**Exercise aim**
Please indicate the number of lines in the listing below that include the string "Published"; add nothing else.

================

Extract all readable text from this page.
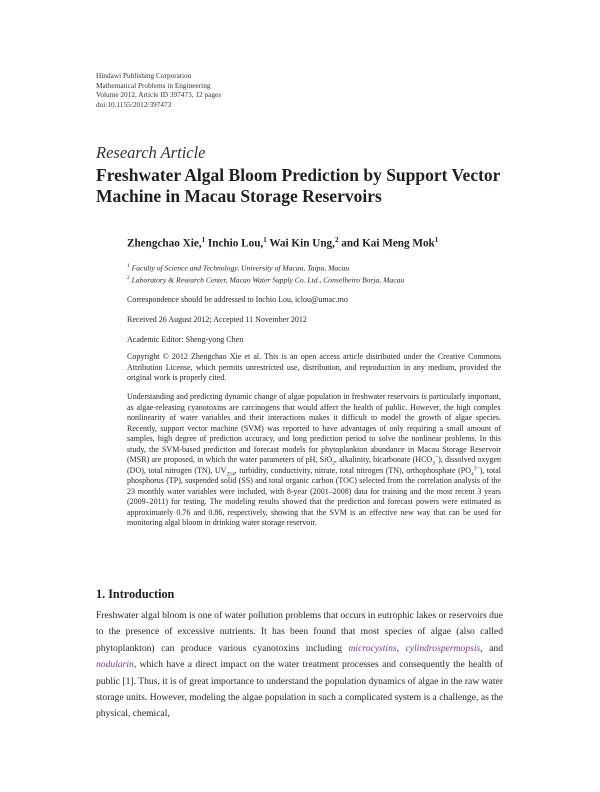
Hindawi Publishing Corporation
Mathematical Problems in Engineering
Volume 2012, Article ID 397473, 12 pages
doi:10.1155/2012/397473
Research Article
Freshwater Algal Bloom Prediction by Support Vector Machine in Macau Storage Reservoirs
Zhengchao Xie,$^1$ Inchio Lou,$^1$ Wai Kin Ung,$^2$ and Kai Meng Mok$^1$
$^1$ Faculty of Science and Technology, University of Macau, Taipa, Macau
$^2$ Laboratory & Research Center, Macao Water Supply Co. Ltd., Conselheiro Borja, Macau
Correspondence should be addressed to Inchio Lou, iclou@umac.mo
Received 26 August 2012; Accepted 11 November 2012
Academic Editor: Sheng-yong Chen
Copyright © 2012 Zhengchao Xie et al. This is an open access article distributed under the Creative Commons Attribution License, which permits unrestricted use, distribution, and reproduction in any medium, provided the original work is properly cited.
Understanding and predicting dynamic change of algae population in freshwater reservoirs is particularly important, as algae-releasing cyanotoxins are carcinogens that would affect the health of public. However, the high complex nonlinearity of water variables and their interactions makes it difficult to model the growth of algae species. Recently, support vector machine (SVM) was reported to have advantages of only requiring a small amount of samples, high degree of prediction accuracy, and long prediction period to solve the nonlinear problems. In this study, the SVM-based prediction and forecast models for phytoplankton abundance in Macau Storage Reservoir (MSR) are proposed, in which the water parameters of pH, SiO$_2$, alkalinity, bicarbonate $(HCO_3^-)$, dissolved oxygen (DO), total nitrogen (TN), $UV_{254}$, turbidity, conductivity, nitrate, total nitrogen (TN), orthophosphate $(PO_4^{3-})$, total phosphorus (TP), suspended solid (SS) and total organic carbon (TOC) selected from the correlation analysis of the 23 monthly water variables were included, with 8-year (2001–2008) data for training and the most recent 3 years (2009–2011) for testing. The modeling results showed that the prediction and forecast powers were estimated as approximately 0.76 and 0.86, respectively, showing that the SVM is an effective new way that can be used for monitoring algal bloom in drinking water storage reservoir.
1. Introduction
Freshwater algal bloom is one of water pollution problems that occurs in eutrophic lakes or reservoirs due to the presence of excessive nutrients. It has been found that most species of algae (also called phytoplankton) can produce various cyanotoxins including microcystins, cylindrospermopsis, and nodularin, which have a direct impact on the water treatment processes and consequently the health of public [1]. Thus, it is of great importance to understand the population dynamics of algae in the raw water storage units. However, modeling the algae population in such a complicated system is a challenge, as the physical, chemical,
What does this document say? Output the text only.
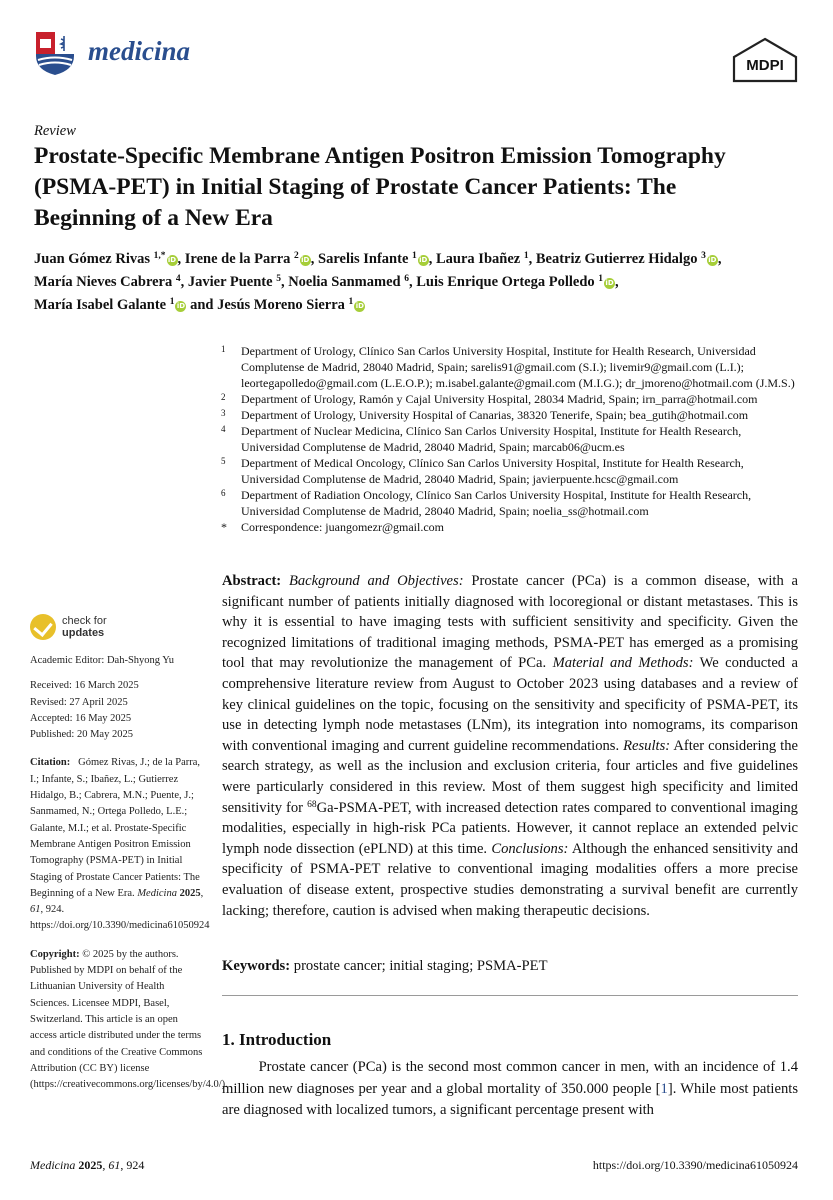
medicina	MDPI
Review
Prostate-Specific Membrane Antigen Positron Emission Tomography (PSMA-PET) in Initial Staging of Prostate Cancer Patients: The Beginning of a New Era
Juan Gómez Rivas $^{1,*}$ iD, Irene de la Parra $^2$ iD, Sarelis Infante $^1$ iD, Laura Ibañez $^1$, Beatriz Gutierrez Hidalgo $^3$ iD,
María Nieves Cabrera $^4$, Javier Puente $^5$, Noelia Sanmamed $^6$, Luis Enrique Ortega Polledo $^1$ iD,
María Isabel Galante $^1$ iD and Jesús Moreno Sierra $^1$ iD
1 Department of Urology, Clínico San Carlos University Hospital, Institute for Health Research, Universidad Complutense de Madrid, 28040 Madrid, Spain; sarelis91@gmail.com (S.I.); livemir9@gmail.com (L.I.); leortegapolledo@gmail.com (L.E.O.P.); m.isabel.galante@gmail.com (M.I.G.); dr_jmoreno@hotmail.com (J.M.S.)
2 Department of Urology, Ramón y Cajal University Hospital, 28034 Madrid, Spain; irn_parra@hotmail.com
3 Department of Urology, University Hospital of Canarias, 38320 Tenerife, Spain; bea_gutih@hotmail.com
4 Department of Nuclear Medicina, Clínico San Carlos University Hospital, Institute for Health Research, Universidad Complutense de Madrid, 28040 Madrid, Spain; marcab06@ucm.es
5 Department of Medical Oncology, Clínico San Carlos University Hospital, Institute for Health Research, Universidad Complutense de Madrid, 28040 Madrid, Spain; javierpuente.hcsc@gmail.com
6 Department of Radiation Oncology, Clínico San Carlos University Hospital, Institute for Health Research, Universidad Complutense de Madrid, 28040 Madrid, Spain; noelia_ss@hotmail.com
* Correspondence: juangomezr@gmail.com
check for
updates
Academic Editor: Dah-Shyong Yu
Received: 16 March 2025
Revised: 27 April 2025
Accepted: 16 May 2025
Published: 20 May 2025
Citation: Gómez Rivas, J.; de la Parra, I.; Infante, S.; Ibañez, L.; Gutierrez Hidalgo, B.; Cabrera, M.N.; Puente, J.; Sanmamed, N.; Ortega Polledo, L.E.; Galante, M.I.; et al. Prostate-Specific Membrane Antigen Positron Emission Tomography (PSMA-PET) in Initial Staging of Prostate Cancer Patients: The Beginning of a New Era. Medicina 2025, 61, 924. https://doi.org/10.3390/medicina61050924
Copyright: © 2025 by the authors. Published by MDPI on behalf of the Lithuanian University of Health Sciences. Licensee MDPI, Basel, Switzerland. This article is an open access article distributed under the terms and conditions of the Creative Commons Attribution (CC BY) license (https://creativecommons.org/licenses/by/4.0/).
Abstract: Background and Objectives: Prostate cancer (PCa) is a common disease, with a significant number of patients initially diagnosed with locoregional or distant metastases. This is why it is essential to have imaging tests with sufficient sensitivity and specificity. Given the recognized limitations of traditional imaging methods, PSMA-PET has emerged as a promising tool that may revolutionize the management of PCa. Material and Methods: We conducted a comprehensive literature review from August to October 2023 using databases and a review of key clinical guidelines on the topic, focusing on the sensitivity and specificity of PSMA-PET, its use in detecting lymph node metastases (LNm), its integration into nomograms, its comparison with conventional imaging and current guideline recommendations. Results: After considering the search strategy, as well as the inclusion and exclusion criteria, four articles and five guidelines were particularly considered in this review. Most of them suggest high specificity and limited sensitivity for $^{68}$Ga-PSMA-PET, with increased detection rates compared to conventional imaging modalities, especially in high-risk PCa patients. However, it cannot replace an extended pelvic lymph node dissection (ePLND) at this time. Conclusions: Although the enhanced sensitivity and specificity of PSMA-PET relative to conventional imaging modalities offers a more precise evaluation of disease extent, prospective studies demonstrating a survival benefit are currently lacking; therefore, caution is advised when making therapeutic decisions.
Keywords: prostate cancer; initial staging; PSMA-PET
1. Introduction
Prostate cancer (PCa) is the second most common cancer in men, with an incidence of 1.4 million new diagnoses per year and a global mortality of 350.000 people [1]. While most patients are diagnosed with localized tumors, a significant percentage present with
Medicina 2025, 61, 924	https://doi.org/10.3390/medicina61050924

================

**Task result**
2